> **Given task**
Provide only the number of lines in the data below that contain the word "handle".

> **Records for the task**
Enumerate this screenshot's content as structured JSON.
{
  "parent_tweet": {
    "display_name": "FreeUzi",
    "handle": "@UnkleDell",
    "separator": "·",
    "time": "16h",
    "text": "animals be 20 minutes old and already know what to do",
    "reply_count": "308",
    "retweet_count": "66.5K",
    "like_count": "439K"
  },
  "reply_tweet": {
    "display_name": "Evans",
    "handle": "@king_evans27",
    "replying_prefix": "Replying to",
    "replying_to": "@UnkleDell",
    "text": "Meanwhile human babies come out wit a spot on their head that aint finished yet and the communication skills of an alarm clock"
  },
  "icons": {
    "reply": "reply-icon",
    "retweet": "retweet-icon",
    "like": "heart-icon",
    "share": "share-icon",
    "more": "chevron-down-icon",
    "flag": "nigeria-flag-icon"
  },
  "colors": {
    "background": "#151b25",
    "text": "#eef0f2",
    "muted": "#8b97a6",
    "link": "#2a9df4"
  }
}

> **Task solution**
2